**Extracted records:**
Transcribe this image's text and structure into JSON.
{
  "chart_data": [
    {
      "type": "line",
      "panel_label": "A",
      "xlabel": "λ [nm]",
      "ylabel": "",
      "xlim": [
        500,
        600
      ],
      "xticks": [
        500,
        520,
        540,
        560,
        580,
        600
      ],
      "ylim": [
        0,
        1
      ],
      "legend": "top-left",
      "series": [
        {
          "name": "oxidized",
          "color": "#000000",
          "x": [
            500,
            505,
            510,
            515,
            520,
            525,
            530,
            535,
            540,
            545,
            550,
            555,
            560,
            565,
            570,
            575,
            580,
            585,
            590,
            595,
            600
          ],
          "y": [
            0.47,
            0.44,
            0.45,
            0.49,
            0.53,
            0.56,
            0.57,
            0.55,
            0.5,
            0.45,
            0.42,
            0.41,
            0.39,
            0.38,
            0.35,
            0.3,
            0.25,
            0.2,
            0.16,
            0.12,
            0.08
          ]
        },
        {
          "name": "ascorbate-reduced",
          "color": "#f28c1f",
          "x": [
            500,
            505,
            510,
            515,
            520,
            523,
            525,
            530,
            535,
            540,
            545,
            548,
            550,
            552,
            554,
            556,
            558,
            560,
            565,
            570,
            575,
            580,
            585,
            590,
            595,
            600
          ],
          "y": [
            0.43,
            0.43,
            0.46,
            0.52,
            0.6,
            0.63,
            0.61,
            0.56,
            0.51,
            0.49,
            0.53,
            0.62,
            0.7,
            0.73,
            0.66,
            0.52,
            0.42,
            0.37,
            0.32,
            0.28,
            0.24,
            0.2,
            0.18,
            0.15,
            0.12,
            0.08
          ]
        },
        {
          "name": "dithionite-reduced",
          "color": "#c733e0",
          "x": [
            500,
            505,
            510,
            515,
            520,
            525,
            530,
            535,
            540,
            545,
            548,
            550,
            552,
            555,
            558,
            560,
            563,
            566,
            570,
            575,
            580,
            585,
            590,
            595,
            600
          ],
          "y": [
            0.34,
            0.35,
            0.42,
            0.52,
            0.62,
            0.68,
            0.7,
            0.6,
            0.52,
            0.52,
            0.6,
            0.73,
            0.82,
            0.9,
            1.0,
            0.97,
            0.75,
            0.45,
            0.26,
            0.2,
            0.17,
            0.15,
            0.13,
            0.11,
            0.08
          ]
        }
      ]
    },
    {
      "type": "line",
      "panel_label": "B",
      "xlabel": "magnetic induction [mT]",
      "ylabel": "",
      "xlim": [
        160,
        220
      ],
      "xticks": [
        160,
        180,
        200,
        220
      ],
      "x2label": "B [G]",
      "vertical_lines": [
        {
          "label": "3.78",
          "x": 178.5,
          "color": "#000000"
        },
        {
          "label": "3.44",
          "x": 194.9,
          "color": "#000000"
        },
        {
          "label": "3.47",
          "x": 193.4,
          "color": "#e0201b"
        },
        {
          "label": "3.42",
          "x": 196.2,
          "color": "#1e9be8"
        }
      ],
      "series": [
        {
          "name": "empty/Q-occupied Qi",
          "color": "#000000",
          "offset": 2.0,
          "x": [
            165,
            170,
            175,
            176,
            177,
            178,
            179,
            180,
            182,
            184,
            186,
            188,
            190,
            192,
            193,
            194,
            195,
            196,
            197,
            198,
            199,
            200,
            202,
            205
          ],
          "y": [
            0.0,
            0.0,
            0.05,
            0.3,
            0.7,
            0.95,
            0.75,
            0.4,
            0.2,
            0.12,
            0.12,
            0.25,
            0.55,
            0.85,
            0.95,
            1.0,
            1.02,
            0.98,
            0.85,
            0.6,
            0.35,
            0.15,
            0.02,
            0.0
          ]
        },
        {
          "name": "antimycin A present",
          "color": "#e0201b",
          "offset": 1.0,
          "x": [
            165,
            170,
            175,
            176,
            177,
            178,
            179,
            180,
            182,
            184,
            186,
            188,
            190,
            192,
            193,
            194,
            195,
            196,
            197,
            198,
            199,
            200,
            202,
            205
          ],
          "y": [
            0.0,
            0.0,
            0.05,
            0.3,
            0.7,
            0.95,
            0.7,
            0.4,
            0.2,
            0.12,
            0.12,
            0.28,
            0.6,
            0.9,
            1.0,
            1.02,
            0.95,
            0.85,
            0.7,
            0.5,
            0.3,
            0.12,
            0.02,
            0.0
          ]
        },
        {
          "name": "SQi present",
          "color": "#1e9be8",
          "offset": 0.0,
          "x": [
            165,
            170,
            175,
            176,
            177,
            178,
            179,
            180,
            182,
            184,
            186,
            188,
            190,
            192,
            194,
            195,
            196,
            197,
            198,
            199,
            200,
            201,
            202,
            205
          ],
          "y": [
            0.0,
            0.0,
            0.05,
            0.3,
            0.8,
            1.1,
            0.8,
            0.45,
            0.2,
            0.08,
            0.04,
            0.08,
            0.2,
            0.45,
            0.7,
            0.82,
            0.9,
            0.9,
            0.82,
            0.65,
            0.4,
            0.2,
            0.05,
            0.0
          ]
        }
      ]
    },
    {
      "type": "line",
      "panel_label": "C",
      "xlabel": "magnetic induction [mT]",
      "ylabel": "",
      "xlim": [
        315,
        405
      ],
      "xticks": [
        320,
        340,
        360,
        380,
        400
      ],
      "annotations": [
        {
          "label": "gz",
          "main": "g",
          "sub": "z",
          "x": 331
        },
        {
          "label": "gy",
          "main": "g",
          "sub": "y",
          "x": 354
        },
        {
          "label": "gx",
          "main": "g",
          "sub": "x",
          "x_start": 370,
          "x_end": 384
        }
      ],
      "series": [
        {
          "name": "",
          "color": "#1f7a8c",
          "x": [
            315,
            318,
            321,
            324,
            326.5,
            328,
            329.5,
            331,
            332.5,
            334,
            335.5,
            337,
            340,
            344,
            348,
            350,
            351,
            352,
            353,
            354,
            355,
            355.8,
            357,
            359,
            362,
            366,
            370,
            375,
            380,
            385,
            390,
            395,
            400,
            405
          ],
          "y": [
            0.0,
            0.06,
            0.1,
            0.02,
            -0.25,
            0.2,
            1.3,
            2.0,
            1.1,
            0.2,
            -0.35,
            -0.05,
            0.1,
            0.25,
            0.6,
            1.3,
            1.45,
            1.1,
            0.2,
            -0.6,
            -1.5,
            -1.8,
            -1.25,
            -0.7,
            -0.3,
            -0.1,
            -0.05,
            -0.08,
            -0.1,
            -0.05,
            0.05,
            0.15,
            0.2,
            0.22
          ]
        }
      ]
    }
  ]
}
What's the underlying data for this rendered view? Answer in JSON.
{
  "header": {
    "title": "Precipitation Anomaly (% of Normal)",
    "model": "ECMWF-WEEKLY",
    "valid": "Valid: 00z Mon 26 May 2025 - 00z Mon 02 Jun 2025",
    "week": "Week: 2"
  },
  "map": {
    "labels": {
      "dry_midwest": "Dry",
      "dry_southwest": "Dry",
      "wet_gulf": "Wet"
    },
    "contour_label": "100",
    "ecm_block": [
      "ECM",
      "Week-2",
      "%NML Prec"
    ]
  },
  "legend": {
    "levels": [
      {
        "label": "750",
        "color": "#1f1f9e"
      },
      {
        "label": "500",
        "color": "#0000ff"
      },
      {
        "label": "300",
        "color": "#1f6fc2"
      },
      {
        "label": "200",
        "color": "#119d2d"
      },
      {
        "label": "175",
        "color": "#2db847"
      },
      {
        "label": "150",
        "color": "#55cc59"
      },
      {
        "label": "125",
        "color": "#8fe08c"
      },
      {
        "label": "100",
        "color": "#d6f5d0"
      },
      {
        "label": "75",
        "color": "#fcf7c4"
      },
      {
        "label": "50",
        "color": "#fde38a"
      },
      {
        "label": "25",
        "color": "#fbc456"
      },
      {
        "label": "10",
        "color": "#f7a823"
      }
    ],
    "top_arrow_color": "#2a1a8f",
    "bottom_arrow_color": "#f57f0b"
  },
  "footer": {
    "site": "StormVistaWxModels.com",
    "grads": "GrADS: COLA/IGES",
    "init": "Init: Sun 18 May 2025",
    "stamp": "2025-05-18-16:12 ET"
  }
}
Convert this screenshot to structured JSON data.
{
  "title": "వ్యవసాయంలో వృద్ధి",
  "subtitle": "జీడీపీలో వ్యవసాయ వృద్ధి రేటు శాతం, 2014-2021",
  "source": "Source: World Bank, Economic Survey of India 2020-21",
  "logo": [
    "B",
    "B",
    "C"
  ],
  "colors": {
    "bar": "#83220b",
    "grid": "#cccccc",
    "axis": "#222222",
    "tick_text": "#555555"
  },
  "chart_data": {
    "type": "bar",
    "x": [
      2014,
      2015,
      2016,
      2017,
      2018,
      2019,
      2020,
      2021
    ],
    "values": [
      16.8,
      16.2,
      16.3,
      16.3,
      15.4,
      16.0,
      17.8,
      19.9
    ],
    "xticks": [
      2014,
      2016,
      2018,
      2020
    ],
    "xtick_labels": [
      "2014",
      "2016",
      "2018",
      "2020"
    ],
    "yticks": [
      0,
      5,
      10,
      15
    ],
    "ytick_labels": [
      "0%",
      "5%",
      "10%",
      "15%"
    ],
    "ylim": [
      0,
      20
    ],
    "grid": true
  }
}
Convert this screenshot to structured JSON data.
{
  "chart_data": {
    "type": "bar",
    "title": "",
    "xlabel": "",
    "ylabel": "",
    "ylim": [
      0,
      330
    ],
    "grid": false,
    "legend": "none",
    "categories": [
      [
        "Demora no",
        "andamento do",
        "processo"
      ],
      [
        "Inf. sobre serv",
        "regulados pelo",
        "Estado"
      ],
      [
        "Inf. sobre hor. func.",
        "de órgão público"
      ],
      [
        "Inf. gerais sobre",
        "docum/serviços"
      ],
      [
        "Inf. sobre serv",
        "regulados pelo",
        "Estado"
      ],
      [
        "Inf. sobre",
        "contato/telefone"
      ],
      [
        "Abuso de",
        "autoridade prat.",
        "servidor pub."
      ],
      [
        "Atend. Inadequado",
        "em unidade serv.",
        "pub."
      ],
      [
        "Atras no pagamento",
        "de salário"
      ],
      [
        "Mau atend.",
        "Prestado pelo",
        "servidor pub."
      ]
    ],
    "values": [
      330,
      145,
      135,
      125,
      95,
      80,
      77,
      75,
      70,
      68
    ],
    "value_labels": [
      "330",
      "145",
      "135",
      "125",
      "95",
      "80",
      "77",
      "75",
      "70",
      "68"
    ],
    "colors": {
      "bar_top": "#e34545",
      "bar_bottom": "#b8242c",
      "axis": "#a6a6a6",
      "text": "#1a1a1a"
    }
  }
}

**Aim:** Pull out every line of the records above that contains the word "name".

**The reply:**
          "name": "oxidized",
          "name": "ascorbate-reduced",
          "name": "dithionite-reduced",
          "name": "empty/Q-occupied Qi",
          "name": "antimycin A present",
          "name": "SQi present",
          "name": "",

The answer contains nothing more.